►

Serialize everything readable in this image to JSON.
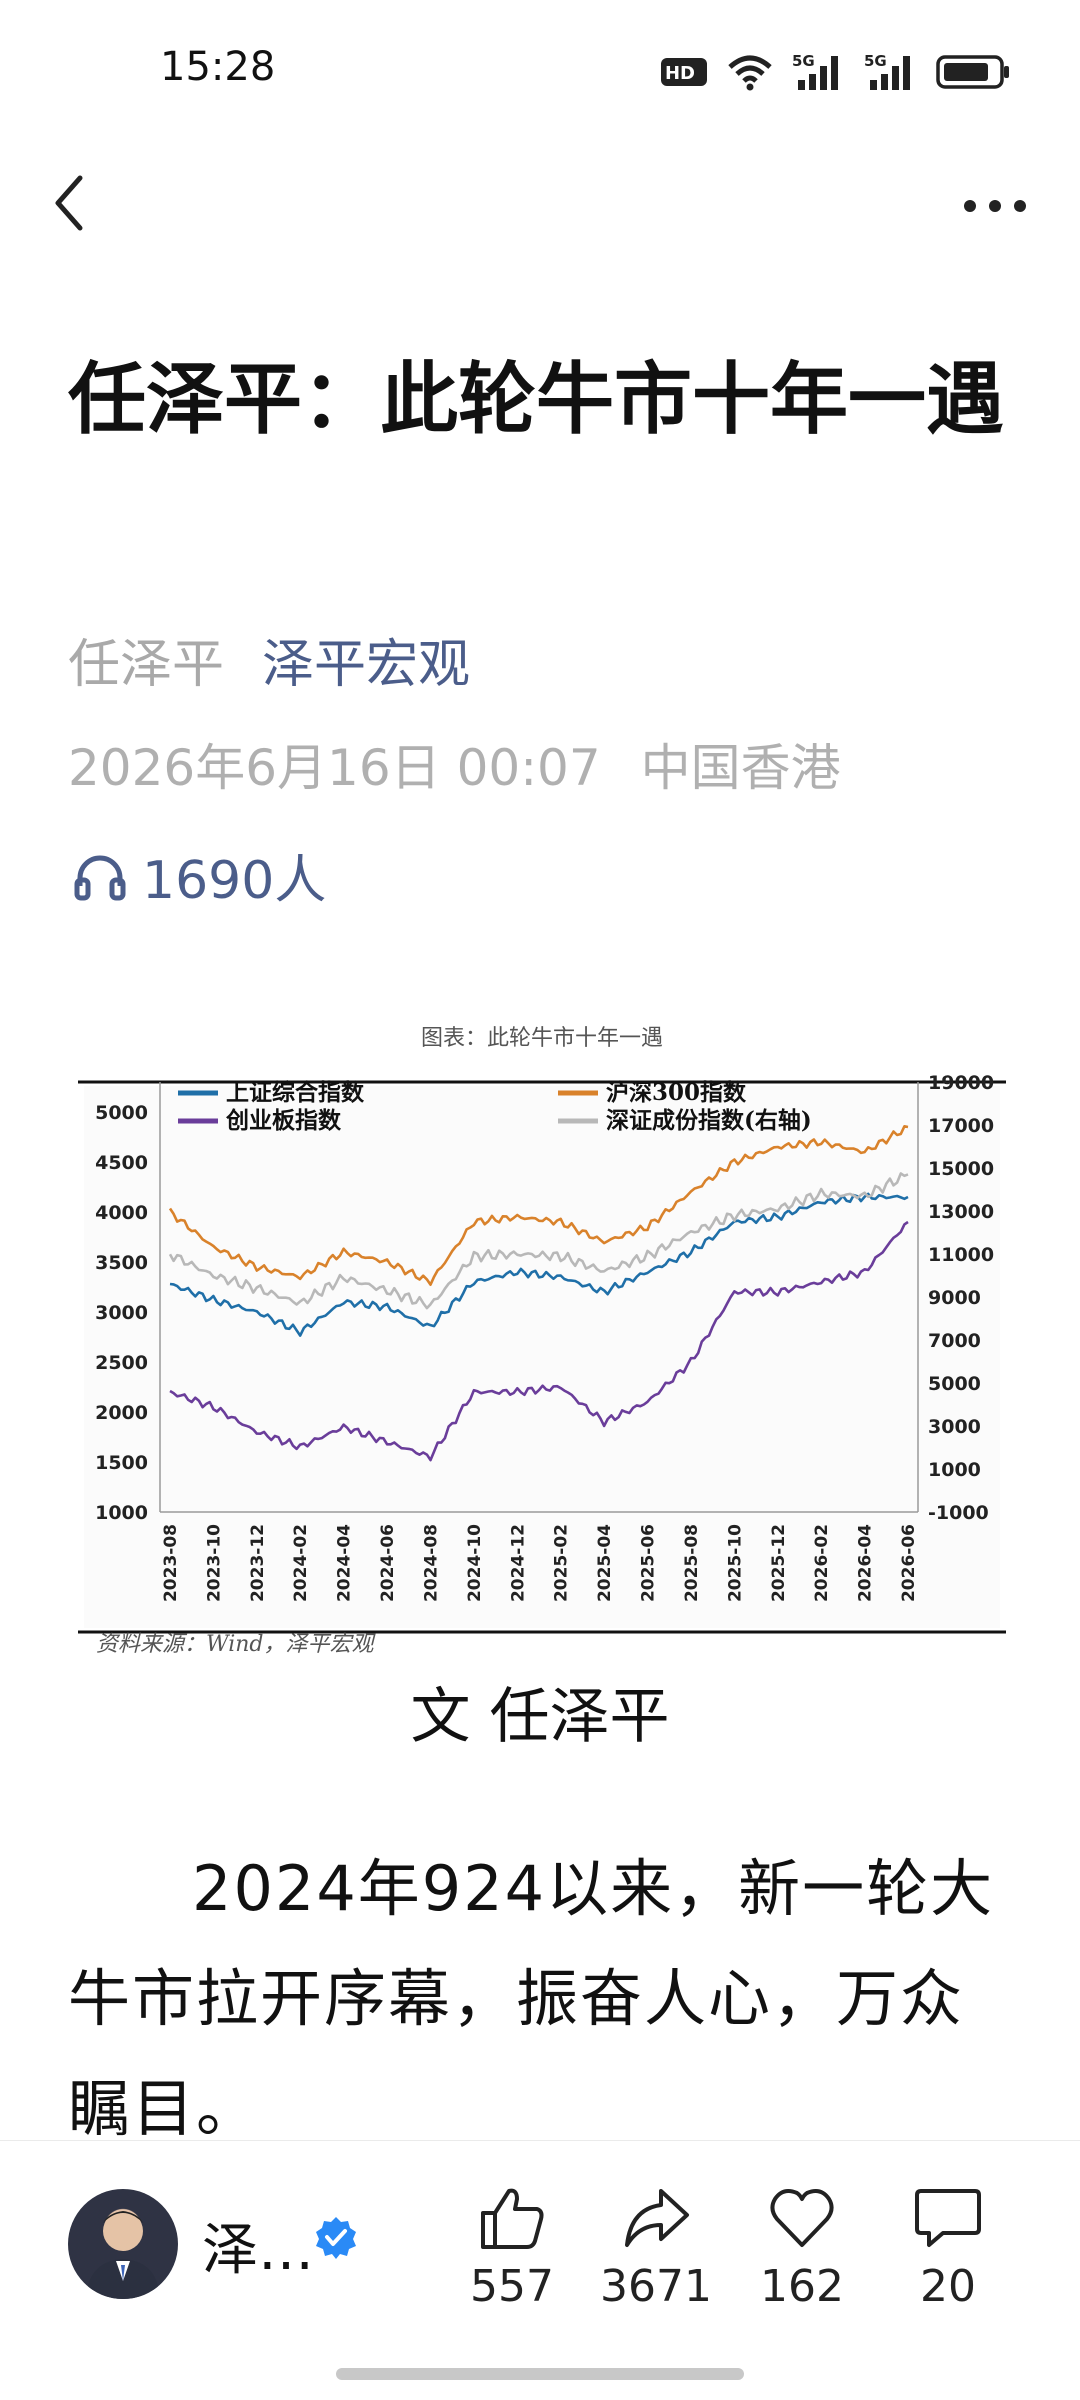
{
  "status_bar": {
    "time": "15:28",
    "icons": [
      "hd-icon",
      "wifi-icon",
      "5g-signal-icon",
      "5g-signal-icon",
      "battery-icon"
    ]
  },
  "nav": {
    "back_icon": "chevron-left-icon",
    "more_icon": "more-dots-icon"
  },
  "article": {
    "title": "任泽平：此轮牛市十年一遇",
    "author": "任泽平",
    "account": "泽平宏观",
    "datetime": "2026年6月16日 00:07",
    "location": "中国香港",
    "listeners": "1690人",
    "byline": "文  任泽平",
    "paragraph": "2024年924以来，新一轮大牛市拉开序幕，振奋人心，万众瞩目。"
  },
  "chart_data": {
    "type": "line",
    "title": "图表：此轮牛市十年一遇",
    "source": "资料来源：Wind，泽平宏观",
    "x": [
      "2023-08",
      "2023-10",
      "2023-12",
      "2024-02",
      "2024-04",
      "2024-06",
      "2024-08",
      "2024-10",
      "2024-12",
      "2025-02",
      "2025-04",
      "2025-06",
      "2025-08",
      "2025-10",
      "2025-12",
      "2026-02",
      "2026-04",
      "2026-06"
    ],
    "ylim_left": [
      1000,
      5000
    ],
    "yticks_left": [
      1000,
      1500,
      2000,
      2500,
      3000,
      3500,
      4000,
      4500,
      5000
    ],
    "ylim_right": [
      -1000,
      19000
    ],
    "yticks_right": [
      -1000,
      1000,
      3000,
      5000,
      7000,
      9000,
      11000,
      13000,
      15000,
      17000,
      19000
    ],
    "series": [
      {
        "name": "上证综合指数",
        "axis": "left",
        "color": "#1f6fa8",
        "values": [
          3280,
          3120,
          3000,
          2800,
          3100,
          3050,
          2850,
          3300,
          3400,
          3350,
          3200,
          3400,
          3600,
          3900,
          3950,
          4100,
          4150,
          4150
        ]
      },
      {
        "name": "沪深300指数",
        "axis": "left",
        "color": "#d9822b",
        "values": [
          4000,
          3650,
          3450,
          3350,
          3600,
          3500,
          3300,
          3900,
          3950,
          3900,
          3700,
          3850,
          4200,
          4500,
          4650,
          4700,
          4600,
          4850
        ]
      },
      {
        "name": "创业板指数",
        "axis": "left",
        "color": "#6a3d9a",
        "values": [
          2200,
          2050,
          1800,
          1650,
          1850,
          1700,
          1550,
          2200,
          2200,
          2250,
          1900,
          2100,
          2500,
          3200,
          3200,
          3300,
          3400,
          3900
        ]
      },
      {
        "name": "深证成份指数(右轴)",
        "axis": "right",
        "color": "#b8b8b8",
        "values": [
          11000,
          10000,
          9400,
          8700,
          9900,
          9300,
          8600,
          10900,
          11000,
          10900,
          10200,
          10900,
          12000,
          12800,
          13100,
          13800,
          13700,
          14700
        ]
      }
    ]
  },
  "bottom_bar": {
    "author_short": "泽…",
    "likes": "557",
    "shares": "3671",
    "favorites": "162",
    "comments": "20"
  },
  "colors": {
    "accent": "#4b5d8a",
    "muted": "#a9a9a9",
    "verified": "#2a8af6"
  }
}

◄

TASK OBJECTIVE: Repeat the records in full, exactly as they appear, without the pictures.

FINISHED ANSWER:
Serialize everything readable in this image to JSON.
{
  "status_bar": {
    "time": "15:28",
    "icons": [
      "hd-icon",
      "wifi-icon",
      "5g-signal-icon",
      "5g-signal-icon",
      "battery-icon"
    ]
  },
  "nav": {
    "back_icon": "chevron-left-icon",
    "more_icon": "more-dots-icon"
  },
  "article": {
    "title": "任泽平：此轮牛市十年一遇",
    "author": "任泽平",
    "account": "泽平宏观",
    "datetime": "2026年6月16日 00:07",
    "location": "中国香港",
    "listeners": "1690人",
    "byline": "文  任泽平",
    "paragraph": "2024年924以来，新一轮大牛市拉开序幕，振奋人心，万众瞩目。"
  },
  "chart_data": {
    "type": "line",
    "title": "图表：此轮牛市十年一遇",
    "source": "资料来源：Wind，泽平宏观",
    "x": [
      "2023-08",
      "2023-10",
      "2023-12",
      "2024-02",
      "2024-04",
      "2024-06",
      "2024-08",
      "2024-10",
      "2024-12",
      "2025-02",
      "2025-04",
      "2025-06",
      "2025-08",
      "2025-10",
      "2025-12",
      "2026-02",
      "2026-04",
      "2026-06"
    ],
    "ylim_left": [
      1000,
      5000
    ],
    "yticks_left": [
      1000,
      1500,
      2000,
      2500,
      3000,
      3500,
      4000,
      4500,
      5000
    ],
    "ylim_right": [
      -1000,
      19000
    ],
    "yticks_right": [
      -1000,
      1000,
      3000,
      5000,
      7000,
      9000,
      11000,
      13000,
      15000,
      17000,
      19000
    ],
    "series": [
      {
        "name": "上证综合指数",
        "axis": "left",
        "color": "#1f6fa8",
        "values": [
          3280,
          3120,
          3000,
          2800,
          3100,
          3050,
          2850,
          3300,
          3400,
          3350,
          3200,
          3400,
          3600,
          3900,
          3950,
          4100,
          4150,
          4150
        ]
      },
      {
        "name": "沪深300指数",
        "axis": "left",
        "color": "#d9822b",
        "values": [
          4000,
          3650,
          3450,
          3350,
          3600,
          3500,
          3300,
          3900,
          3950,
          3900,
          3700,
          3850,
          4200,
          4500,
          4650,
          4700,
          4600,
          4850
        ]
      },
      {
        "name": "创业板指数",
        "axis": "left",
        "color": "#6a3d9a",
        "values": [
          2200,
          2050,
          1800,
          1650,
          1850,
          1700,
          1550,
          2200,
          2200,
          2250,
          1900,
          2100,
          2500,
          3200,
          3200,
          3300,
          3400,
          3900
        ]
      },
      {
        "name": "深证成份指数(右轴)",
        "axis": "right",
        "color": "#b8b8b8",
        "values": [
          11000,
          10000,
          9400,
          8700,
          9900,
          9300,
          8600,
          10900,
          11000,
          10900,
          10200,
          10900,
          12000,
          12800,
          13100,
          13800,
          13700,
          14700
        ]
      }
    ]
  },
  "bottom_bar": {
    "author_short": "泽…",
    "likes": "557",
    "shares": "3671",
    "favorites": "162",
    "comments": "20"
  },
  "colors": {
    "accent": "#4b5d8a",
    "muted": "#a9a9a9",
    "verified": "#2a8af6"
  }
}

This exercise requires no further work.